WRITTEN TASK
Show all lines from the data that include the word "flag".

Saved data entries:
__________

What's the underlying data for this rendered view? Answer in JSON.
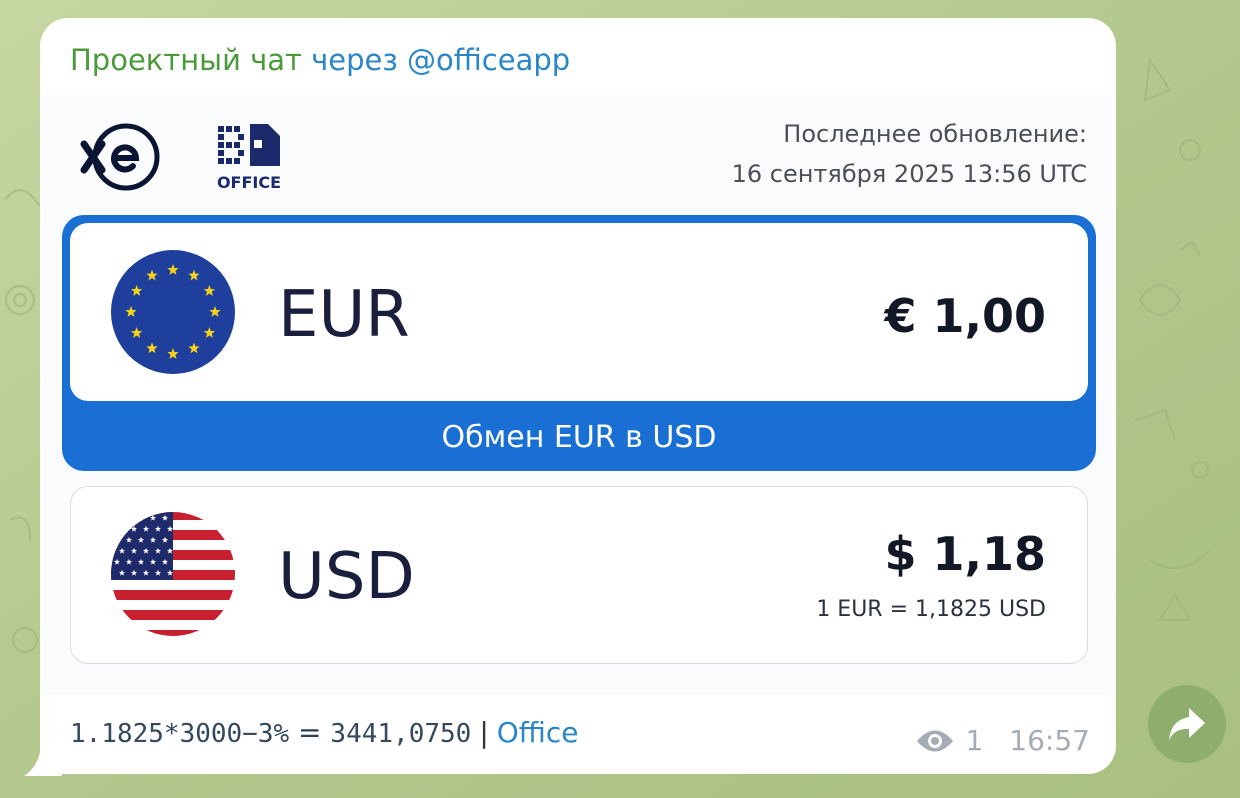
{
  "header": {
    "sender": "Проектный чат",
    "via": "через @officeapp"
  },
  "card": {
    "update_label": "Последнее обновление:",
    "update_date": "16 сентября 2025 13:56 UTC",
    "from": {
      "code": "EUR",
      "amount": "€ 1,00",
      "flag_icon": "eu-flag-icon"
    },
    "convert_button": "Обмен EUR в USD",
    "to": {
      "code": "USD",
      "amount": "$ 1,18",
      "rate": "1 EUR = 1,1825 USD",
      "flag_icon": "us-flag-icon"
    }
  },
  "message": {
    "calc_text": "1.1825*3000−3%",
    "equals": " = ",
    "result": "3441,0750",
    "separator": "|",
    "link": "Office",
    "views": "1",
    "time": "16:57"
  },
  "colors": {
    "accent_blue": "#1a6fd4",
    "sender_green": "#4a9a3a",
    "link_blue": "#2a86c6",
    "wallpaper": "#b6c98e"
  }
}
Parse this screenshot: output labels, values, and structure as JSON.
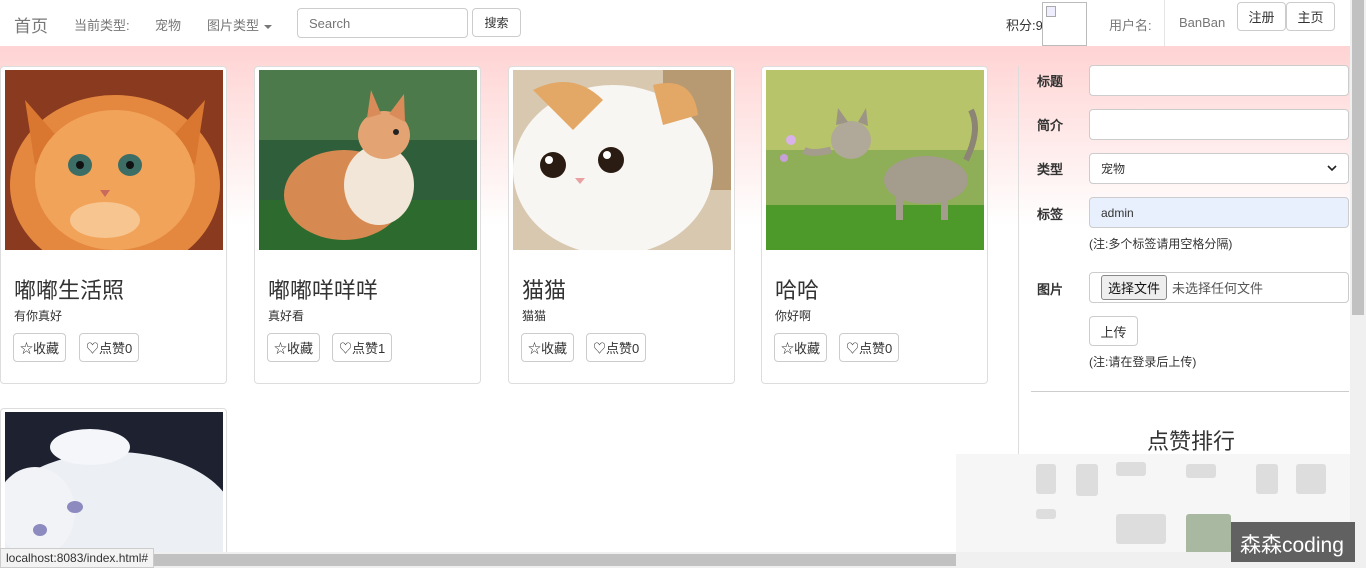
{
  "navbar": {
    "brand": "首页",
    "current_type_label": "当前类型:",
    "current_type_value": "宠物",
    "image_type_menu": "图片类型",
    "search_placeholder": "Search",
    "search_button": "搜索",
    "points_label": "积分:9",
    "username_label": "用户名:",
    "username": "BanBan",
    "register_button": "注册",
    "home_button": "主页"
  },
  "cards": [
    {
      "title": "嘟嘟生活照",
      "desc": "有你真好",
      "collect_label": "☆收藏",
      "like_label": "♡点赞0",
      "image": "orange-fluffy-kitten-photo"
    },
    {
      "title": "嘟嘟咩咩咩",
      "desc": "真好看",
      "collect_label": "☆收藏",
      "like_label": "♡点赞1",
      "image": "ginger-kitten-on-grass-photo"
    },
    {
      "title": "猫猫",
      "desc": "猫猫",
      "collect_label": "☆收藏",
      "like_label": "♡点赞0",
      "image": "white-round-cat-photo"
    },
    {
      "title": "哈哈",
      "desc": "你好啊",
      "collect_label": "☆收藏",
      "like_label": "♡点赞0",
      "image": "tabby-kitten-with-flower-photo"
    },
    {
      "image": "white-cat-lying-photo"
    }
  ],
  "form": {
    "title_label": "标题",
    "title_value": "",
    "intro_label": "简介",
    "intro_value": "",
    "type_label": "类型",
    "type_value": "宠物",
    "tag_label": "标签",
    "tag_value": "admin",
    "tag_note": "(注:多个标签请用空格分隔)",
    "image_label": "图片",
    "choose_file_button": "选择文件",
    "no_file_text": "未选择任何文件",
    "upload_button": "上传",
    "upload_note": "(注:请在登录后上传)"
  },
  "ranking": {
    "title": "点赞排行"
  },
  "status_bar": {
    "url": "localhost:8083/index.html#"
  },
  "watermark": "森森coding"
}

__________

RESPONSE BELOW
      "flag_icon": "eu-flag-icon"
      "flag_icon": "us-flag-icon"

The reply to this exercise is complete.